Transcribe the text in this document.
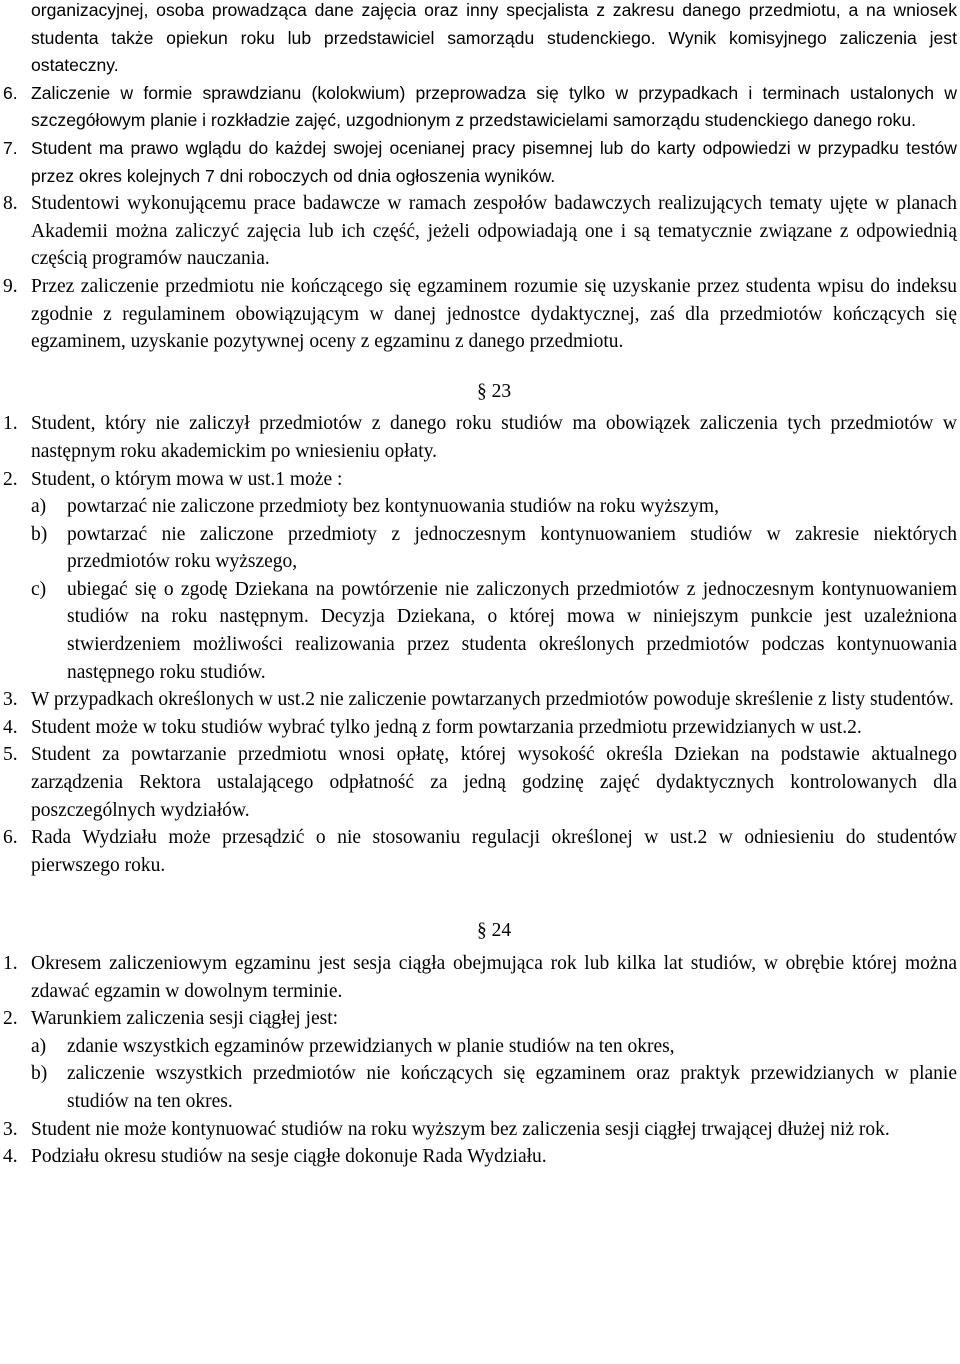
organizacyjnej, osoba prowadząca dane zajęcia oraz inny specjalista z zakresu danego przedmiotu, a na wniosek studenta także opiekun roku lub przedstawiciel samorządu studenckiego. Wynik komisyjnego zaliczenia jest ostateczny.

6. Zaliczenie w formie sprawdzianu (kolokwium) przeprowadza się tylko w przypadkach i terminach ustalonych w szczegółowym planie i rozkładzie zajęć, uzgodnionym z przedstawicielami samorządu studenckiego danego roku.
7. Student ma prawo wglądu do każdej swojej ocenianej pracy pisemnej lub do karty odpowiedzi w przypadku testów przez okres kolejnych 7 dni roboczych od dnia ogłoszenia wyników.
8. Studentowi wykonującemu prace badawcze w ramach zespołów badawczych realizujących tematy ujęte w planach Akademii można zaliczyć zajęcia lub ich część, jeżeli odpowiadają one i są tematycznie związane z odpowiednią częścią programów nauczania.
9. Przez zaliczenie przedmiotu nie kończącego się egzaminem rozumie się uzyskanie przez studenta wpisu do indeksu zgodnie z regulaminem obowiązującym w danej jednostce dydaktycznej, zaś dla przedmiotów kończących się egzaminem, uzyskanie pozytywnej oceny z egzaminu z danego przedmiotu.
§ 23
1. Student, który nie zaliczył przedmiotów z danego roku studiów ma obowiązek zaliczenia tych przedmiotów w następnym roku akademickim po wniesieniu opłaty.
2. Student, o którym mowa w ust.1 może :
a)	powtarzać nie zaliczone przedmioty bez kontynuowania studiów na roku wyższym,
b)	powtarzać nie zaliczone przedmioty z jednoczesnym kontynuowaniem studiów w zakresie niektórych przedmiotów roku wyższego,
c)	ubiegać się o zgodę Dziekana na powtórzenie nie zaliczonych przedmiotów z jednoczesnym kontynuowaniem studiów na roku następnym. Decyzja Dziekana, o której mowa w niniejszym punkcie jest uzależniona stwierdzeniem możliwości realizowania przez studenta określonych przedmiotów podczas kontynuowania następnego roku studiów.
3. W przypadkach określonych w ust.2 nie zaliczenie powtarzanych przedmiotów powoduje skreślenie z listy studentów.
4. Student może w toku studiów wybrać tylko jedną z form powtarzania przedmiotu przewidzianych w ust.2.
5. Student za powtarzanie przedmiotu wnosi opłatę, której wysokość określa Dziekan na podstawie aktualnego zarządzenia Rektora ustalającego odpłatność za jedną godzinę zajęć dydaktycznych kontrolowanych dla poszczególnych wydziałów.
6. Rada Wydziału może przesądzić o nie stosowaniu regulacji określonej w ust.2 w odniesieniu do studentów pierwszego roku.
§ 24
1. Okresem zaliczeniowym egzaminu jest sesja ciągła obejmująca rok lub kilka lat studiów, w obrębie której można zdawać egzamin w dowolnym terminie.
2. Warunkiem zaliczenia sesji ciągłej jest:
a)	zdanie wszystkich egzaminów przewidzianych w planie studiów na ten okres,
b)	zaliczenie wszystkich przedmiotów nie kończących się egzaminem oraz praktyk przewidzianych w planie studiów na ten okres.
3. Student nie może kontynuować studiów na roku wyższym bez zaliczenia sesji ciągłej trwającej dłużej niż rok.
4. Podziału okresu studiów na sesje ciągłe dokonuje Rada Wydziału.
^^^^^^^^^^^^^^^^
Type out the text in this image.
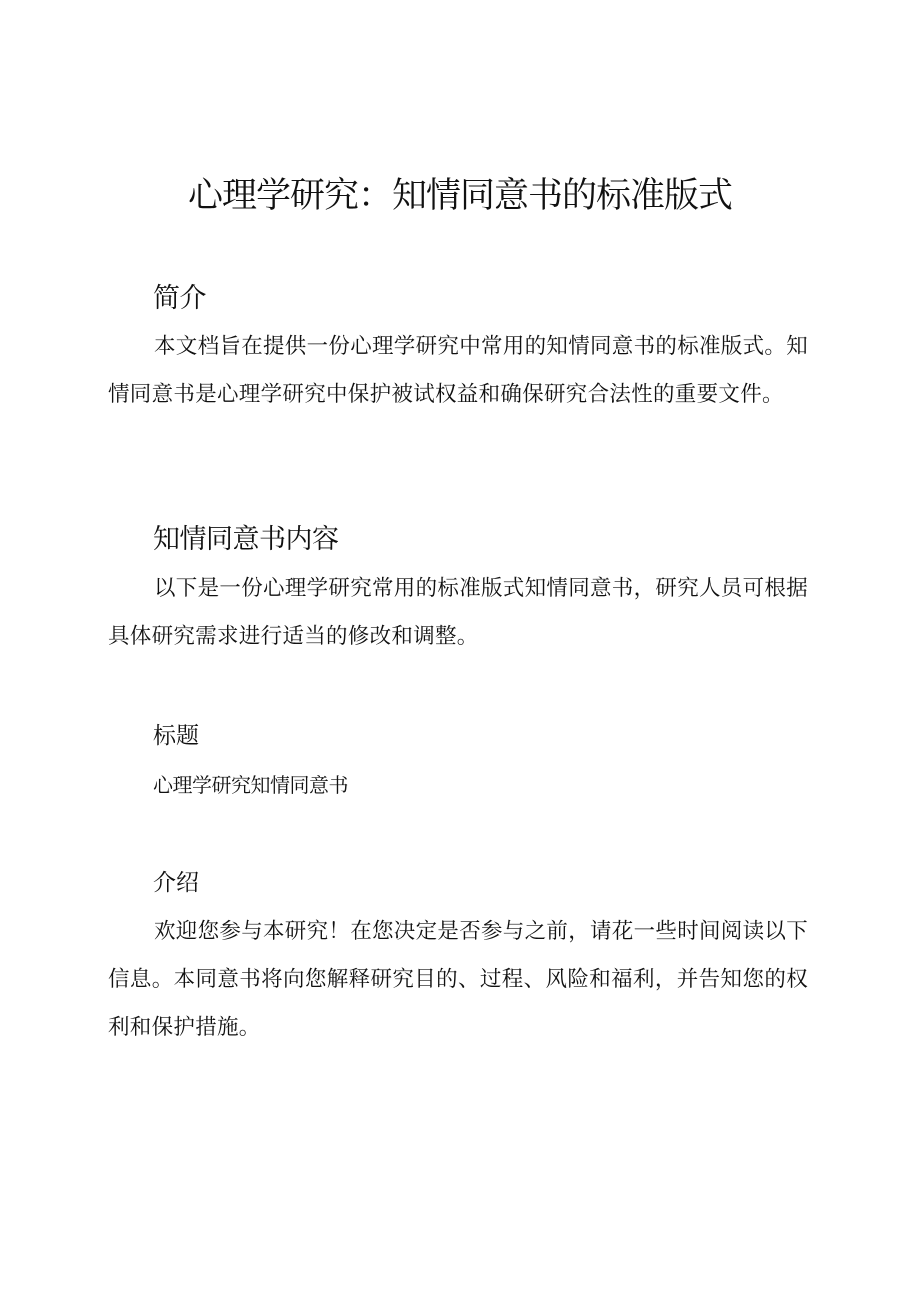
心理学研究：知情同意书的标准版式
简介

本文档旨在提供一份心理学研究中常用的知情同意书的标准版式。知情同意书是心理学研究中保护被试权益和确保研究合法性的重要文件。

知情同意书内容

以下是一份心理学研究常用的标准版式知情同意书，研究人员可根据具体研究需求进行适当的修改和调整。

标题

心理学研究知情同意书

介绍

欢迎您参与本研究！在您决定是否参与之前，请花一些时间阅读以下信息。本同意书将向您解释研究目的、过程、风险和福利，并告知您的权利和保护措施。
^^^^^^^^^^^^^^^^
PROBLEM TO SOLVE
Show, from the material above, each line that includes the string "samorządu".

REPLY TO THE EXERCISE
organizacyjnej, osoba prowadząca dane zajęcia oraz inny specjalista z zakresu danego przedmiotu, a na wniosek studenta także opiekun roku lub przedstawiciel samorządu studenckiego. Wynik komisyjnego zaliczenia jest ostateczny.
6. Zaliczenie w formie sprawdzianu (kolokwium) przeprowadza się tylko w przypadkach i terminach ustalonych w szczegółowym planie i rozkładzie zajęć, uzgodnionym z przedstawicielami samorządu studenckiego danego roku.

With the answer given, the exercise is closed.